Start of Passage shown

NOW was a British political and literary periodical founded in 1940 by George Woodcock, its first editor, from 1940 to 1941, and by Freedom Press from 1943 to 1947.

In the words of its founder, it was established as a review "for publishing literary matter and also as a forum for controversial writing which could not readily find publications under wartime conditions", and included works by "Anarchists, Stalinists, Trotskyists, pacifists, and New Statesman moderates".

In 1945 Now published Marie-Louise Berneri's "Sexuality and Freedom", one of the first
discussions of the ideas of Wilhelm Reich in Britain.

End of Passage shown
Start of Data lines

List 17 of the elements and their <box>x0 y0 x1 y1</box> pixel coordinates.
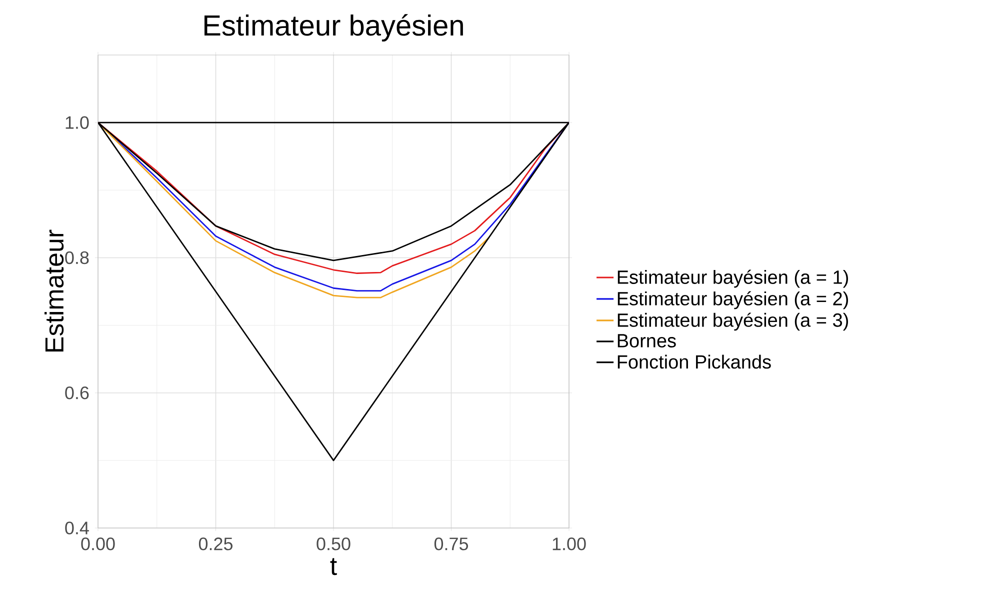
x-tick-label: 0.25 <box>198 538 233 550</box>
legend-label: Fonction Pickands <box>618 354 771 369</box>
legend-label: Estimateur bayésien (a = 2) <box>618 291 848 310</box>
legend-label: Estimateur bayésien (a = 3) <box>618 312 848 331</box>
y-tick-label: 0.6 <box>65 386 89 400</box>
y-tick-label: 0.4 <box>65 522 89 534</box>
legend-label: Bornes <box>618 334 676 348</box>
legend-label: Estimateur bayésien (a = 1) <box>618 270 848 288</box>
x-axis-title: t <box>330 558 337 576</box>
x-tick-label: 0.75 <box>434 538 468 550</box>
y-tick-label: 1.0 <box>66 116 89 129</box>
y-axis-title: Estimateur <box>44 230 64 352</box>
y-tick-label: 0.8 <box>65 251 89 264</box>
x-tick-label: 1.00 <box>552 538 586 550</box>
x-tick-label: 0.00 <box>81 538 115 550</box>
x-tick-label: 0.50 <box>316 538 350 550</box>
chart-title: Estimateur bayésien <box>204 14 463 42</box>
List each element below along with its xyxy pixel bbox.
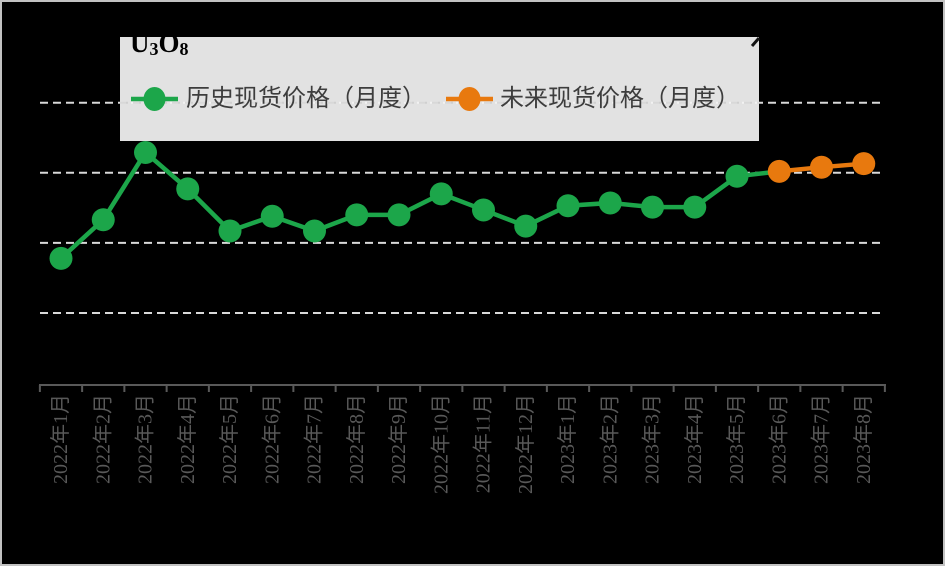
x-tick-label: 2022年7月 bbox=[303, 394, 326, 484]
x-tick-label: 2022年3月 bbox=[134, 394, 157, 484]
x-tick-label: 2023年7月 bbox=[810, 394, 833, 484]
legend-label-historical: 历史现货价格（月度） bbox=[186, 85, 426, 112]
data-point-historical bbox=[260, 204, 284, 228]
data-point-historical bbox=[725, 164, 749, 188]
legend-label-future: 未来现货价格（月度） bbox=[500, 85, 740, 112]
data-point-historical bbox=[641, 195, 664, 219]
chart-title: U3O8 bbox=[130, 28, 189, 59]
data-point-historical bbox=[303, 219, 326, 243]
data-point-future bbox=[810, 155, 833, 179]
x-tick-label: 2023年8月 bbox=[852, 394, 875, 484]
x-tick-label: 2023年4月 bbox=[683, 394, 706, 484]
legend-marker-dot-historical bbox=[143, 87, 166, 111]
data-point-historical bbox=[49, 246, 73, 270]
data-point-historical bbox=[472, 198, 495, 222]
data-point-historical bbox=[683, 195, 707, 219]
x-tick-label: 2022年6月 bbox=[260, 394, 283, 484]
data-point-future bbox=[852, 152, 876, 176]
x-tick-label: 2022年4月 bbox=[176, 394, 199, 484]
data-point-historical bbox=[556, 194, 580, 218]
x-tick-label: 2023年1月 bbox=[556, 394, 579, 484]
x-tick-label: 2023年3月 bbox=[641, 394, 664, 484]
x-tick-label: 2023年6月 bbox=[767, 394, 790, 484]
x-tick-label: 2022年8月 bbox=[345, 394, 368, 484]
data-point-historical bbox=[514, 214, 538, 238]
x-tick-label: 2022年10月 bbox=[429, 394, 452, 494]
data-point-historical bbox=[387, 203, 411, 227]
data-point-historical bbox=[134, 140, 157, 164]
x-tick-label: 2022年5月 bbox=[218, 394, 241, 484]
legend-box bbox=[120, 37, 759, 141]
data-point-historical bbox=[598, 191, 622, 215]
data-point-historical bbox=[429, 182, 453, 206]
legend-marker-dot-future bbox=[458, 87, 481, 111]
data-point-historical bbox=[176, 177, 200, 201]
data-point-historical bbox=[218, 219, 242, 243]
x-tick-label: 2022年9月 bbox=[387, 394, 410, 484]
x-tick-label: 2022年2月 bbox=[91, 394, 114, 484]
data-point-historical bbox=[345, 203, 369, 227]
data-point-future bbox=[767, 159, 791, 183]
x-tick-label: 2022年11月 bbox=[472, 394, 495, 493]
x-tick-label: 2022年1月 bbox=[49, 394, 72, 484]
x-tick-label: 2023年5月 bbox=[725, 394, 748, 484]
data-point-historical bbox=[91, 208, 115, 232]
x-tick-label: 2022年12月 bbox=[514, 394, 537, 494]
x-tick-label: 2023年2月 bbox=[598, 394, 621, 484]
legend-corner-mark bbox=[750, 37, 761, 47]
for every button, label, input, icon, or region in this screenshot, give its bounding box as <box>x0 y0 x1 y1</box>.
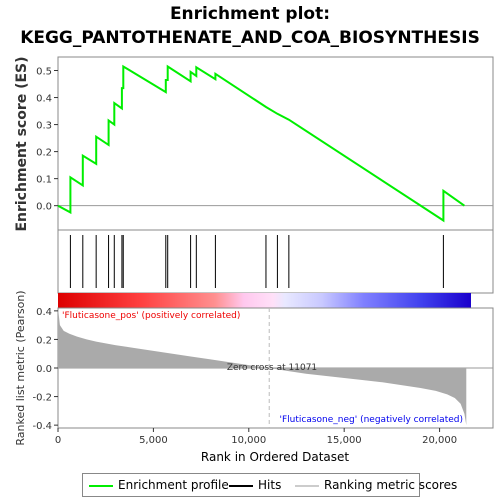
neg-correlated-label: 'Fluticasone_neg' (negatively correlated… <box>280 415 463 425</box>
legend: Enrichment profile Hits Ranking metric s… <box>82 473 457 497</box>
hit-marks <box>69 235 444 288</box>
es-ytick-label: 0.0 <box>36 202 52 213</box>
metric-y-axis-label: Ranked list metric (Pearson) <box>14 290 27 445</box>
enrichment-profile-line <box>57 64 465 223</box>
metric-xtick-label: 15,000 <box>327 435 362 446</box>
es-ytick-label: 0.5 <box>36 67 52 78</box>
metric-xtick-label: 0 <box>55 435 61 446</box>
es-ytick-label: 0.1 <box>36 175 52 186</box>
es-series <box>57 64 465 223</box>
x-axis-label: Rank in Ordered Dataset <box>201 450 349 464</box>
legend-hits-label: Hits <box>258 478 282 492</box>
metric-y-ticks: -0.4 -0.2 0.0 0.2 0.4 <box>32 307 58 432</box>
ranked-metric-area <box>58 308 467 426</box>
metric-ytick-label: -0.4 <box>32 421 52 432</box>
legend-es-swatch <box>89 485 113 487</box>
plot-title-line2: KEGG_PANTOTHENATE_AND_COA_BIOSYNTHESIS <box>20 28 480 48</box>
pos-correlated-label: 'Fluticasone_pos' (positively correlated… <box>62 311 240 321</box>
es-y-ticks: 0.0 0.1 0.2 0.3 0.4 0.5 <box>36 67 58 213</box>
es-ytick-label: 0.4 <box>36 94 52 105</box>
ranked-metric-series <box>58 308 493 428</box>
metric-x-ticks: 0 5,000 10,000 15,000 20,000 <box>55 428 457 446</box>
es-ytick-label: 0.2 <box>36 148 52 159</box>
legend-metric-label: Ranking metric scores <box>324 478 458 492</box>
es-y-axis-label: Enrichment score (ES) <box>14 56 30 231</box>
metric-ytick-label: 0.2 <box>36 335 52 346</box>
legend-es-label: Enrichment profile <box>118 478 229 492</box>
metric-xtick-label: 20,000 <box>422 435 457 446</box>
legend-hits-swatch <box>229 485 253 487</box>
metric-xtick-label: 5,000 <box>139 435 168 446</box>
metric-ytick-label: -0.2 <box>32 393 52 404</box>
zero-cross-label: Zero cross at 11071 <box>227 363 317 373</box>
plot-title-line1: Enrichment plot: <box>169 4 331 24</box>
metric-ytick-label: 0.4 <box>36 307 52 318</box>
enrichment-chart: 0.0 0.1 0.2 0.3 0.4 0.5 -0.4 -0.2 0.0 0.2 0.4 0 5,… <box>14 56 494 464</box>
metric-ytick-label: 0.0 <box>36 364 52 375</box>
legend-metric-swatch <box>295 485 319 487</box>
rank-colorbar <box>58 293 471 308</box>
es-ytick-label: 0.3 <box>36 121 52 132</box>
metric-xtick-label: 10,000 <box>231 435 266 446</box>
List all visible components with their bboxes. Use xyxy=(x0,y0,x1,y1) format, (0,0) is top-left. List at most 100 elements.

End of Data lines

• [Exercise instructions]:
• A. In the passage on the periodical NOW, in what year did the periodical publish Marie-Louise Berneri's "Sexuality and Freedom"?
• B. Write the next part of the passage on the periodical NOW, picking up after its final sentence.

• [Task-by-task results]:
• A. 1945

• B.
Orwell
In his reply to George Orwell's "London Letter", published in the March–April 1942 issue of Partisan Review, in which Orwell had mentioned NOW as an example of publications that published contributions by both pacificts and Fascists,  Woodcock stated that "the review had abandoned its position as an independent forum", and was now "the cultural review of the British Anarchist movement". The issue Orwell referred to featured "contributions from, among others, the Duke of Bedford, Alexander Comfort, Julian Symons, and Hugh Ross Williamson".

Now would later publish Orwell's article "How the Poor Die" in 1946.

Contributors
Mulk Raj Anand
Duke of Bedford 
Marvin Barrett 
Roy Campbell
Alexander Comfort
Rhys Davies
Hugh I'Anson Fausset 
Roy Fuller
James Hanley
Julian Huxley
Henry Miller
George Orwell
Mervyn Peake
Herbert Read
Keidrych Rhys
Kenneth Rexroth
F.A. Ridley
Rainer Marie Rilke (a reprint).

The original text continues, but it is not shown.